Return all the entries below exactly as they were given.

——————————

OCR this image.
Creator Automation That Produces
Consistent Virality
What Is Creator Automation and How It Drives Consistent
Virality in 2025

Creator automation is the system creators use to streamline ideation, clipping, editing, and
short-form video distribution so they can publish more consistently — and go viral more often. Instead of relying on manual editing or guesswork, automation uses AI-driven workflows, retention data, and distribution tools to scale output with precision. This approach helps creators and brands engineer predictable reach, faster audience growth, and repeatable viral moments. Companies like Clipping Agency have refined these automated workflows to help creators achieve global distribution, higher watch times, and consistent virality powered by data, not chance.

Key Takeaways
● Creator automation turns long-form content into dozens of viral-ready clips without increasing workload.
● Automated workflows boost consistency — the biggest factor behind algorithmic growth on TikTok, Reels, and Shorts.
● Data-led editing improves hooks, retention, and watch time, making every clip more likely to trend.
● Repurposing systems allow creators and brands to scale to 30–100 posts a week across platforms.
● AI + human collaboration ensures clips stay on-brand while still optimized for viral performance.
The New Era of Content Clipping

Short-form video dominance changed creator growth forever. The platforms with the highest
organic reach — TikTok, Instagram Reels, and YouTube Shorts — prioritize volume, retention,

——————————

** WRITTEN SOLUTION **
OCR this image.
Creator Automation That Produces
Consistent Virality
What Is Creator Automation and How It Drives Consistent
Virality in 2025

Creator automation is the system creators use to streamline ideation, clipping, editing, and
short-form video distribution so they can publish more consistently — and go viral more often. Instead of relying on manual editing or guesswork, automation uses AI-driven workflows, retention data, and distribution tools to scale output with precision. This approach helps creators and brands engineer predictable reach, faster audience growth, and repeatable viral moments. Companies like Clipping Agency have refined these automated workflows to help creators achieve global distribution, higher watch times, and consistent virality powered by data, not chance.

Key Takeaways
● Creator automation turns long-form content into dozens of viral-ready clips without increasing workload.
● Automated workflows boost consistency — the biggest factor behind algorithmic growth on TikTok, Reels, and Shorts.
● Data-led editing improves hooks, retention, and watch time, making every clip more likely to trend.
● Repurposing systems allow creators and brands to scale to 30–100 posts a week across platforms.
● AI + human collaboration ensures clips stay on-brand while still optimized for viral performance.
The New Era of Content Clipping

Short-form video dominance changed creator growth forever. The platforms with the highest
organic reach — TikTok, Instagram Reels, and YouTube Shorts — prioritize volume, retention,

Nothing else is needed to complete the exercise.